Exercise:
Can you reproduce the data beneath, keeping every line exact?

━━━━━ Task material

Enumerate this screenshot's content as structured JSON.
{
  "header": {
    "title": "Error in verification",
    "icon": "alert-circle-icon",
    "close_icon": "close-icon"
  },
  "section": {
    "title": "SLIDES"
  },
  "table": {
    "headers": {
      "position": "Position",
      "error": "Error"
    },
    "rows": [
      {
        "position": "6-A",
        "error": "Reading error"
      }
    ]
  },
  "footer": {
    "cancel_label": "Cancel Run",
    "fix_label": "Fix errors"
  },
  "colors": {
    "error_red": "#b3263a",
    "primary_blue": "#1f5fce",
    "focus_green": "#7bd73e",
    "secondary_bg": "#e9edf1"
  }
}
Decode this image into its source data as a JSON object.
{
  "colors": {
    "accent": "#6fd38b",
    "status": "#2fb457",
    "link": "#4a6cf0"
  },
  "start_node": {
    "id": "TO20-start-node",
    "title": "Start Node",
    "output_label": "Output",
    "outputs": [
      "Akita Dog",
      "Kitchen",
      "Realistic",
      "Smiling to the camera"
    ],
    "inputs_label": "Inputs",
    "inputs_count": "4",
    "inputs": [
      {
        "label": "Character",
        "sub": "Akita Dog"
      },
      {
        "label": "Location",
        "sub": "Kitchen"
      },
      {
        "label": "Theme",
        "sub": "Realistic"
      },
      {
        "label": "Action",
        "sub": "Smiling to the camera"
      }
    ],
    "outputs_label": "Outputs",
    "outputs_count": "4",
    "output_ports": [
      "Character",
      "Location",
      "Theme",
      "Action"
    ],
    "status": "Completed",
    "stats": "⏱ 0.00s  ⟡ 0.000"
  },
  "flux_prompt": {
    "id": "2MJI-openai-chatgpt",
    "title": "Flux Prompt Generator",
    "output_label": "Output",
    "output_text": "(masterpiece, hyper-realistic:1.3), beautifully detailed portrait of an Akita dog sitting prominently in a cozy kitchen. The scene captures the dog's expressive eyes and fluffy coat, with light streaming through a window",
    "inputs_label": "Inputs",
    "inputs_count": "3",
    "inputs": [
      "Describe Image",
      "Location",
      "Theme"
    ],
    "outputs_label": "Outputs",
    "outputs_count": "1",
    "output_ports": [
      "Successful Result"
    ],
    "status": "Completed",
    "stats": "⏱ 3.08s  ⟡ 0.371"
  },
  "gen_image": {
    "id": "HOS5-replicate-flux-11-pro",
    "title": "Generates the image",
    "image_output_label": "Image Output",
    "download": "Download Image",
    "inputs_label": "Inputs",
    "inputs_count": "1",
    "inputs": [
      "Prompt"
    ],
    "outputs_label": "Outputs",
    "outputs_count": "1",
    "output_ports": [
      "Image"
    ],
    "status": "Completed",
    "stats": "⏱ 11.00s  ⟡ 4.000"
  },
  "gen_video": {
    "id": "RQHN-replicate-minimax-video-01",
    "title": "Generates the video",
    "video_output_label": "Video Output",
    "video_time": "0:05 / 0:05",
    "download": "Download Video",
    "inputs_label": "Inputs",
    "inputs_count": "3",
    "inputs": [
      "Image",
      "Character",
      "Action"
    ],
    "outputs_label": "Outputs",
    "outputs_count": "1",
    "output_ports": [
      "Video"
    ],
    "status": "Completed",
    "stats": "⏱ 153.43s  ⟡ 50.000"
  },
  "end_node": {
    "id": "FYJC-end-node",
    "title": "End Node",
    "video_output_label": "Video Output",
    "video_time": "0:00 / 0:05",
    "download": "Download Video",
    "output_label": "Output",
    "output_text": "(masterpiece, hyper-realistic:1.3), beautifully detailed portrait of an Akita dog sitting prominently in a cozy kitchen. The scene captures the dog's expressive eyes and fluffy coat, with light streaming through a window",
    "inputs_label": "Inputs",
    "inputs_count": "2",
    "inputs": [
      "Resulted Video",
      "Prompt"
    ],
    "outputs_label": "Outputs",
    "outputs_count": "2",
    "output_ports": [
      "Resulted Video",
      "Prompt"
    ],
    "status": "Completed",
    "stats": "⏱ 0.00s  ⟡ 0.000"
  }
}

━━━━━━━━━━

Answer to the problem:
Enumerate this screenshot's content as structured JSON.
{
  "header": {
    "title": "Error in verification",
    "icon": "alert-circle-icon",
    "close_icon": "close-icon"
  },
  "section": {
    "title": "SLIDES"
  },
  "table": {
    "headers": {
      "position": "Position",
      "error": "Error"
    },
    "rows": [
      {
        "position": "6-A",
        "error": "Reading error"
      }
    ]
  },
  "footer": {
    "cancel_label": "Cancel Run",
    "fix_label": "Fix errors"
  },
  "colors": {
    "error_red": "#b3263a",
    "primary_blue": "#1f5fce",
    "focus_green": "#7bd73e",
    "secondary_bg": "#e9edf1"
  }
}
Decode this image into its source data as a JSON object.
{
  "colors": {
    "accent": "#6fd38b",
    "status": "#2fb457",
    "link": "#4a6cf0"
  },
  "start_node": {
    "id": "TO20-start-node",
    "title": "Start Node",
    "output_label": "Output",
    "outputs": [
      "Akita Dog",
      "Kitchen",
      "Realistic",
      "Smiling to the camera"
    ],
    "inputs_label": "Inputs",
    "inputs_count": "4",
    "inputs": [
      {
        "label": "Character",
        "sub": "Akita Dog"
      },
      {
        "label": "Location",
        "sub": "Kitchen"
      },
      {
        "label": "Theme",
        "sub": "Realistic"
      },
      {
        "label": "Action",
        "sub": "Smiling to the camera"
      }
    ],
    "outputs_label": "Outputs",
    "outputs_count": "4",
    "output_ports": [
      "Character",
      "Location",
      "Theme",
      "Action"
    ],
    "status": "Completed",
    "stats": "⏱ 0.00s  ⟡ 0.000"
  },
  "flux_prompt": {
    "id": "2MJI-openai-chatgpt",
    "title": "Flux Prompt Generator",
    "output_label": "Output",
    "output_text": "(masterpiece, hyper-realistic:1.3), beautifully detailed portrait of an Akita dog sitting prominently in a cozy kitchen. The scene captures the dog's expressive eyes and fluffy coat, with light streaming through a window",
    "inputs_label": "Inputs",
    "inputs_count": "3",
    "inputs": [
      "Describe Image",
      "Location",
      "Theme"
    ],
    "outputs_label": "Outputs",
    "outputs_count": "1",
    "output_ports": [
      "Successful Result"
    ],
    "status": "Completed",
    "stats": "⏱ 3.08s  ⟡ 0.371"
  },
  "gen_image": {
    "id": "HOS5-replicate-flux-11-pro",
    "title": "Generates the image",
    "image_output_label": "Image Output",
    "download": "Download Image",
    "inputs_label": "Inputs",
    "inputs_count": "1",
    "inputs": [
      "Prompt"
    ],
    "outputs_label": "Outputs",
    "outputs_count": "1",
    "output_ports": [
      "Image"
    ],
    "status": "Completed",
    "stats": "⏱ 11.00s  ⟡ 4.000"
  },
  "gen_video": {
    "id": "RQHN-replicate-minimax-video-01",
    "title": "Generates the video",
    "video_output_label": "Video Output",
    "video_time": "0:05 / 0:05",
    "download": "Download Video",
    "inputs_label": "Inputs",
    "inputs_count": "3",
    "inputs": [
      "Image",
      "Character",
      "Action"
    ],
    "outputs_label": "Outputs",
    "outputs_count": "1",
    "output_ports": [
      "Video"
    ],
    "status": "Completed",
    "stats": "⏱ 153.43s  ⟡ 50.000"
  },
  "end_node": {
    "id": "FYJC-end-node",
    "title": "End Node",
    "video_output_label": "Video Output",
    "video_time": "0:00 / 0:05",
    "download": "Download Video",
    "output_label": "Output",
    "output_text": "(masterpiece, hyper-realistic:1.3), beautifully detailed portrait of an Akita dog sitting prominently in a cozy kitchen. The scene captures the dog's expressive eyes and fluffy coat, with light streaming through a window",
    "inputs_label": "Inputs",
    "inputs_count": "2",
    "inputs": [
      "Resulted Video",
      "Prompt"
    ],
    "outputs_label": "Outputs",
    "outputs_count": "2",
    "output_ports": [
      "Resulted Video",
      "Prompt"
    ],
    "status": "Completed",
    "stats": "⏱ 0.00s  ⟡ 0.000"
  }
}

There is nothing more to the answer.